[Problema proposto] Dê continuidade ao texto sobre o debate do secularismo na Índia, começando logo após a última frase apresentada.

[Trecho do documento]
>>

ISSN 2674-8053

O debate sobre secularismo na Índia: perspectivas e desafios

Secularismo é um tema central para entender as relações entre o Estado, a sociedade e as religiões. A complexidade dessa discussão é enorme e caracterizada pela multiplicidade contextual em torno do conceito secular. Nesse sentido, esse artigo propõe expor argumentos e perspectivas que cercam este debate na Índia, com especial enfoque nos intelectuais indianos, para que se possa analisar os acontecimentos contemporâneos do país e seus desdobramentos globais.

O que é necessário para definir um Estado secular? Esta questão tem um grande poder reflexivo, principalmente na Índia, que desde a construção de seu Estado-Nação-Moderno tem discutido intensamente o tema, dado o grande número de acontecimentos político-religiosos que afetam a estabilidade do país no âmbito interno e externo.

Antes de aprofundar a análise sobre secularismo, é fundamental localizar e contextualizar as origens desse debate. Destaca-se, para este fim, o período da dominação britânica no subcontinente indiano, em que a relação entre hindus e mulçumanos passou por momentos marcados por conflitos que foram estimulados pelo poder colonial. O sentimento de separatismo entre as duas comunidades tem como peça chave a estratégia britânica de “divide and rule”, já que os líderes do então império perceberam que esse conflito determinaria suas chances de sobrevivência na região. Nessa conjuntura, foi criado um ambiente de sentimentos antagônicos entre comunidades religiosas, que propiciou um dos eventos mais trágicos da história do sul asiático, a partição do território entre Índia e Paquistão.

<<

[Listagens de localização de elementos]
>>

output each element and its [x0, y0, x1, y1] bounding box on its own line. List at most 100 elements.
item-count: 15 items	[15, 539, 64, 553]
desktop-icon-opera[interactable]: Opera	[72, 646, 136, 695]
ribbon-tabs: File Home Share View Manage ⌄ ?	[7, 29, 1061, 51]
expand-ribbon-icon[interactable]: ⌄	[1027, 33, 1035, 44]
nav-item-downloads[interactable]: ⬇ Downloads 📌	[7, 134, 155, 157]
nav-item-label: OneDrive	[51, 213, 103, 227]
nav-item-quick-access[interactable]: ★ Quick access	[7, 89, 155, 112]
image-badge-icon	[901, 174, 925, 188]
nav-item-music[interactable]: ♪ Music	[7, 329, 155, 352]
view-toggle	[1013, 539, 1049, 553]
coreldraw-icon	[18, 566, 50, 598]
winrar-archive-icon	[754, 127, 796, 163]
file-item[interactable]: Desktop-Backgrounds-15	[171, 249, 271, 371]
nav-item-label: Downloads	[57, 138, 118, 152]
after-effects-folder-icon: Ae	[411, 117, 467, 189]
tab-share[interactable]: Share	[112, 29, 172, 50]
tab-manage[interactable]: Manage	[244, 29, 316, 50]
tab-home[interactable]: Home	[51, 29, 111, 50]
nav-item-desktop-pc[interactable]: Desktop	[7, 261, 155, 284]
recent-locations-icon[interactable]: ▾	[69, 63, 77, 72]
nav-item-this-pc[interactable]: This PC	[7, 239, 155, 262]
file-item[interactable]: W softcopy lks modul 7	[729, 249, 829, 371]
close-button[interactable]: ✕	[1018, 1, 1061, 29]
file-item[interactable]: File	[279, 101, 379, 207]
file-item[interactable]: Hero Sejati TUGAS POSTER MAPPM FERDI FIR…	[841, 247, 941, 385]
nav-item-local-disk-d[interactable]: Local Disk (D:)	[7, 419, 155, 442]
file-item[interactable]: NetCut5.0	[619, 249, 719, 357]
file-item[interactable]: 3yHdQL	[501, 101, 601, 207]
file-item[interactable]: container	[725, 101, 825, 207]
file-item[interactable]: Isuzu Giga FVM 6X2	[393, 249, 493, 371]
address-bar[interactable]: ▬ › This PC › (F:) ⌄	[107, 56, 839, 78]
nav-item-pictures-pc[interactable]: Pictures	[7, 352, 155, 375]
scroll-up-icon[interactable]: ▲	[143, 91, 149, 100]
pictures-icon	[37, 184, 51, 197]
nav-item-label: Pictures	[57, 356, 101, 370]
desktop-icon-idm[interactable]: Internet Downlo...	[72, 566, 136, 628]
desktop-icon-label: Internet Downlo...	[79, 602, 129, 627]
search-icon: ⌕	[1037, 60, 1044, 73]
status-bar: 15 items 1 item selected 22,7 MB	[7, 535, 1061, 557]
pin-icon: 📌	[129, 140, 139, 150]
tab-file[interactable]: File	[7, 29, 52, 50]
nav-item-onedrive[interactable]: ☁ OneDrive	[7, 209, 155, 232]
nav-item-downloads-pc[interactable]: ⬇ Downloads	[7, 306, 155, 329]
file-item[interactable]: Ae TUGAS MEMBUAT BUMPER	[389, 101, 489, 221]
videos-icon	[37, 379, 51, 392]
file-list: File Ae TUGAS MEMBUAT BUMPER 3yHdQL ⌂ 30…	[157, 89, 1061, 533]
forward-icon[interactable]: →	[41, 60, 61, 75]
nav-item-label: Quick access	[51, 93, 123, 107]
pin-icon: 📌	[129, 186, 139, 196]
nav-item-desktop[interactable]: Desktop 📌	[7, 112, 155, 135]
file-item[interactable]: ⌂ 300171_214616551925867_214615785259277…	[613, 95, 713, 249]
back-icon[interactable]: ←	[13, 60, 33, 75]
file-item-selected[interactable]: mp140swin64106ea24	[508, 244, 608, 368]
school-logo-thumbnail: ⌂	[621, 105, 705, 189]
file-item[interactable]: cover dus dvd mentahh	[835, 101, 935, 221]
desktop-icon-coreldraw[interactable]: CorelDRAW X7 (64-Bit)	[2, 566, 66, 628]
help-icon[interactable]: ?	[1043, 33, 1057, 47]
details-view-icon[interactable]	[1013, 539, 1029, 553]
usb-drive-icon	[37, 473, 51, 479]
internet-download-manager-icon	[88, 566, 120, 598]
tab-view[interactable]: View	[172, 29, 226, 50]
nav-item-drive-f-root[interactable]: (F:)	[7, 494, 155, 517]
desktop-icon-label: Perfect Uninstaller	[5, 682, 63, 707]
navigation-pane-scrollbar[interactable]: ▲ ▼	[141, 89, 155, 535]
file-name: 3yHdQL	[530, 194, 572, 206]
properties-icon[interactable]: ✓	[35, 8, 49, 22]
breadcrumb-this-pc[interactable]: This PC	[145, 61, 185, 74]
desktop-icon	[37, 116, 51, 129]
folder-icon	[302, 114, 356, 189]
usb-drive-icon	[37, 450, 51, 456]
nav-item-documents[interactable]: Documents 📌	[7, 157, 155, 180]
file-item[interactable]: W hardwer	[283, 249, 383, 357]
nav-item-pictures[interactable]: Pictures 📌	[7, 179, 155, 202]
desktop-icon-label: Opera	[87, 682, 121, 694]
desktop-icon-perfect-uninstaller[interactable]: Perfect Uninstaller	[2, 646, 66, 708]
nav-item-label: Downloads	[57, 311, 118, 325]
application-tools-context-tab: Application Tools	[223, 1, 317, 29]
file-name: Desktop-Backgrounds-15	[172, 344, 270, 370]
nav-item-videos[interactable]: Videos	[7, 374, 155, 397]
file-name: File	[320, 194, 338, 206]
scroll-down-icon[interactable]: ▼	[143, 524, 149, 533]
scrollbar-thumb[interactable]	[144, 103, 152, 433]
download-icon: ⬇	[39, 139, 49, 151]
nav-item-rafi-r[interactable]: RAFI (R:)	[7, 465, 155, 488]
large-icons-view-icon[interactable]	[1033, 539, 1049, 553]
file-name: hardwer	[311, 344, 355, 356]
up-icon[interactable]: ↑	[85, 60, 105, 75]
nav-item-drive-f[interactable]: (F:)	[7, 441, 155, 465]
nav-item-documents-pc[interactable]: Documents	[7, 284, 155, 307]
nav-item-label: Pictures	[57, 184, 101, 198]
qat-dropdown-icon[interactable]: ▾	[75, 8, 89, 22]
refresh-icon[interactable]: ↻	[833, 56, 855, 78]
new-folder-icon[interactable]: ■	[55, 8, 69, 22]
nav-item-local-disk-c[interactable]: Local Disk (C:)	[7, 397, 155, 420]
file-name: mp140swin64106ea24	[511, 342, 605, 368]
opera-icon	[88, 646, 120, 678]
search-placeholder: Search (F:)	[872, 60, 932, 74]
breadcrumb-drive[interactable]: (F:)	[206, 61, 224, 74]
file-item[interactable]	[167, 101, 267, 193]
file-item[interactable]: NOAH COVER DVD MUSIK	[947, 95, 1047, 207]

<<

[Resultado da tarefa]
O debate sobre a partição é pautado por três grandes expressões políticas; o nacionalismo, o imperialismo e o comunalismo. Nesta última força residem os desdobramentos mais complexos do debate sobre secularismo na Índia. Comunalismo é o nome dado ao processo de teor sócio-político que busca diferenciar as pessoas com base na religião, que instituem antagonismos entre comunidades religiosas. Trata-se da criação de identidades políticas baseada em identidades religiosas. No caso da partição entre Índia e Paquistão, a visão que mostra criação de dois Estados separados para mulçumanos e hindus motivada apenas por fatores religiosos é incompleta e parcial, pois o processo também foi marcado pelo uso da religião como instrumento para interesses políticos.

Em um ambiente de extrema fragilidade gerada pela divisão do subcontinente em linhas comunais, surge o Estado moderno indiano. Um Estado que nasce com marcas profundas do legado deixado pela política colonial. Essa contextualização é imprescindível, visto que o secularismo indiano no período de pré-independência, não teve como alicerce a elite colonial ocidental, e sim, foi fomentado pelos líderes indianos dos movimentos anticoloniais e de independência. Ou seja, a batalha contra o colonialismo representa o início do debate sobre secularismo da Índia independente.

Nesse contexto, o primeiro Primeiro Ministro Indiano, Jawaharlal Nehru, líder de extrema importância no processo de independência, exerceu papel fundamental da Índia secular. O novo governo, comandado pelo Congress Party, teve como base sua proposta constitucional de caráter plural, que procurou enaltecer os valores de multireligiosidade, multietnicidade e multiplicidade linguística do país, com o intuito de promover um entendimento inclusivo que pudesse agregar religiões e identidades diferentes. Os debates realizados pela assembleia constituinte demonstram que houve grandes esforços para estabelecer os artigos constitucionais que estabelecem a proibição da discriminação religiosa, tratamento igualitário de todos os cidadãos independente de sua religião, e também determina que o Estado não possua nenhuma religião.

Destaca-se aqui um trecho do debate da assembleia constituinte que revela aspectos primordiais sobre o secularismo na Índia: “O Estado indiano, sendo secular, deve se manter afastado de qualquer religião, credo ou profissão de fé; deve também manter atitude de neutralidade em todos os assuntos tocantes à religião”.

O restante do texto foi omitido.